> **Goal of the exercise**: Extract every line of the material that holds the string "aperçu".

> **Provided material**:
* BEGIN *

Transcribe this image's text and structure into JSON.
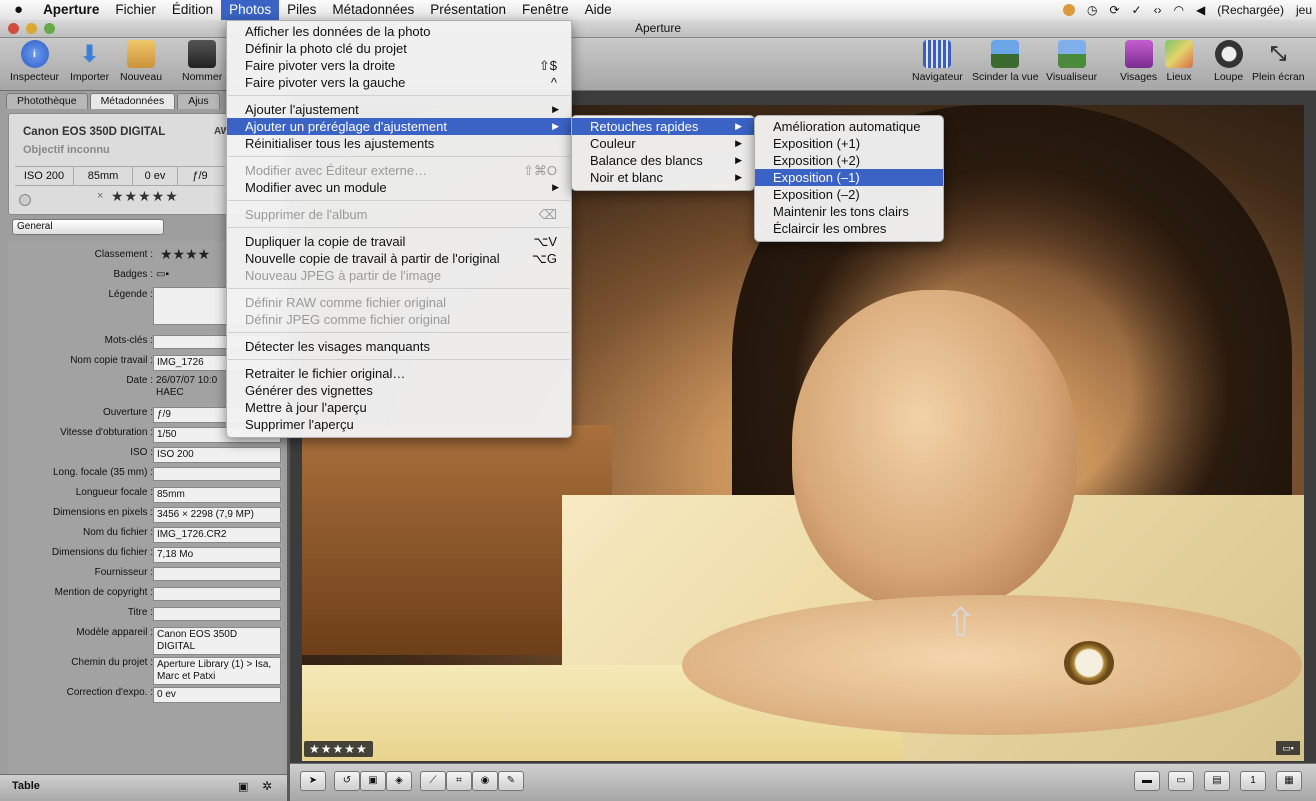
{
  "menubar": {
    "apple": "",
    "app": "Aperture",
    "items": [
      "Fichier",
      "Édition",
      "Photos",
      "Piles",
      "Métadonnées",
      "Présentation",
      "Fenêtre",
      "Aide"
    ],
    "right": {
      "battery": "(Rechargée)",
      "clock": "jeu"
    }
  },
  "window": {
    "title": "Aperture"
  },
  "toolbar": {
    "items": [
      "Inspecteur",
      "Importer",
      "Nouveau",
      "Nommer"
    ],
    "right": [
      "Navigateur",
      "Scinder la vue",
      "Visualiseur",
      "Visages",
      "Lieux",
      "Loupe",
      "Plein écran"
    ]
  },
  "inspector": {
    "tabs": [
      "Photothèque",
      "Métadonnées",
      "Ajus"
    ],
    "camera": {
      "model": "Canon EOS 350D DIGITAL",
      "lens": "Objectif inconnu",
      "awb": "AW",
      "iso": "ISO 200",
      "focal": "85mm",
      "ev": "0 ev",
      "aperture": "ƒ/9",
      "rating": "★★★★★"
    },
    "preset": "General",
    "fields": [
      {
        "label": "Classement :",
        "value": "★★★★"
      },
      {
        "label": "Badges :",
        "value": ""
      },
      {
        "label": "Légende :",
        "value": ""
      },
      {
        "label": "Mots-clés :",
        "value": ""
      },
      {
        "label": "Nom copie travail :",
        "value": "IMG_1726"
      },
      {
        "label": "Date :",
        "value": "26/07/07 10:0"
      },
      {
        "label": "Ouverture :",
        "value": "ƒ/9"
      },
      {
        "label": "Vitesse d'obturation :",
        "value": "1/50"
      },
      {
        "label": "ISO :",
        "value": "ISO 200"
      },
      {
        "label": "Long. focale (35 mm) :",
        "value": ""
      },
      {
        "label": "Longueur focale :",
        "value": "85mm"
      },
      {
        "label": "Dimensions en pixels :",
        "value": "3456 × 2298 (7,9 MP)"
      },
      {
        "label": "Nom du fichier :",
        "value": "IMG_1726.CR2"
      },
      {
        "label": "Dimensions du fichier :",
        "value": "7,18 Mo"
      },
      {
        "label": "Fournisseur :",
        "value": ""
      },
      {
        "label": "Mention de copyright :",
        "value": ""
      },
      {
        "label": "Titre :",
        "value": ""
      },
      {
        "label": "Modèle appareil :",
        "value": "Canon EOS 350D DIGITAL"
      },
      {
        "label": "Chemin du projet :",
        "value": "Aperture Library (1) > Isa, Marc et Patxi"
      },
      {
        "label": "Correction d'expo. :",
        "value": "0 ev"
      }
    ],
    "date_line2": "HAEC",
    "bottom_label": "Table"
  },
  "photo_menu": {
    "items": [
      {
        "label": "Afficher les données de la photo",
        "shortcut": "",
        "disabled": false,
        "submenu": false
      },
      {
        "label": "Définir la photo clé du projet",
        "shortcut": "",
        "disabled": false,
        "submenu": false
      },
      {
        "label": "Faire pivoter vers la droite",
        "shortcut": "⇧$",
        "disabled": false,
        "submenu": false
      },
      {
        "label": "Faire pivoter vers la gauche",
        "shortcut": "^",
        "disabled": false,
        "submenu": false
      },
      {
        "sep": true
      },
      {
        "label": "Ajouter l'ajustement",
        "shortcut": "",
        "disabled": false,
        "submenu": true
      },
      {
        "label": "Ajouter un préréglage d'ajustement",
        "shortcut": "",
        "disabled": false,
        "submenu": true,
        "highlight": true
      },
      {
        "label": "Réinitialiser tous les ajustements",
        "shortcut": "",
        "disabled": false,
        "submenu": false
      },
      {
        "sep": true
      },
      {
        "label": "Modifier avec Éditeur externe…",
        "shortcut": "⇧⌘O",
        "disabled": true,
        "submenu": false
      },
      {
        "label": "Modifier avec un module",
        "shortcut": "",
        "disabled": false,
        "submenu": true
      },
      {
        "sep": true
      },
      {
        "label": "Supprimer de l'album",
        "shortcut": "⌫",
        "disabled": true,
        "submenu": false
      },
      {
        "sep": true
      },
      {
        "label": "Dupliquer la copie de travail",
        "shortcut": "⌥V",
        "disabled": false,
        "submenu": false
      },
      {
        "label": "Nouvelle copie de travail à partir de l'original",
        "shortcut": "⌥G",
        "disabled": false,
        "submenu": false
      },
      {
        "label": "Nouveau JPEG à partir de l'image",
        "shortcut": "",
        "disabled": true,
        "submenu": false
      },
      {
        "sep": true
      },
      {
        "label": "Définir RAW comme fichier original",
        "shortcut": "",
        "disabled": true,
        "submenu": false
      },
      {
        "label": "Définir JPEG comme fichier original",
        "shortcut": "",
        "disabled": true,
        "submenu": false
      },
      {
        "sep": true
      },
      {
        "label": "Détecter les visages manquants",
        "shortcut": "",
        "disabled": false,
        "submenu": false
      },
      {
        "sep": true
      },
      {
        "label": "Retraiter le fichier original…",
        "shortcut": "",
        "disabled": false,
        "submenu": false
      },
      {
        "label": "Générer des vignettes",
        "shortcut": "",
        "disabled": false,
        "submenu": false
      },
      {
        "label": "Mettre à jour l'aperçu",
        "shortcut": "",
        "disabled": false,
        "submenu": false
      },
      {
        "label": "Supprimer l'aperçu",
        "shortcut": "",
        "disabled": false,
        "submenu": false
      }
    ]
  },
  "preset_submenu": {
    "items": [
      {
        "label": "Retouches rapides",
        "highlight": true
      },
      {
        "label": "Couleur",
        "highlight": false
      },
      {
        "label": "Balance des blancs",
        "highlight": false
      },
      {
        "label": "Noir et blanc",
        "highlight": false
      }
    ]
  },
  "quick_submenu": {
    "items": [
      {
        "label": "Amélioration automatique",
        "highlight": false
      },
      {
        "label": "Exposition (+1)",
        "highlight": false
      },
      {
        "label": "Exposition (+2)",
        "highlight": false
      },
      {
        "label": "Exposition (–1)",
        "highlight": true
      },
      {
        "label": "Exposition (–2)",
        "highlight": false
      },
      {
        "label": "Maintenir les tons clairs",
        "highlight": false
      },
      {
        "label": "Éclaircir les ombres",
        "highlight": false
      }
    ]
  },
  "viewer": {
    "rating": "★★★★★"
  }
}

* END *

> **Final answer**:
        "label": "Mettre à jour l'aperçu",
        "label": "Supprimer l'aperçu",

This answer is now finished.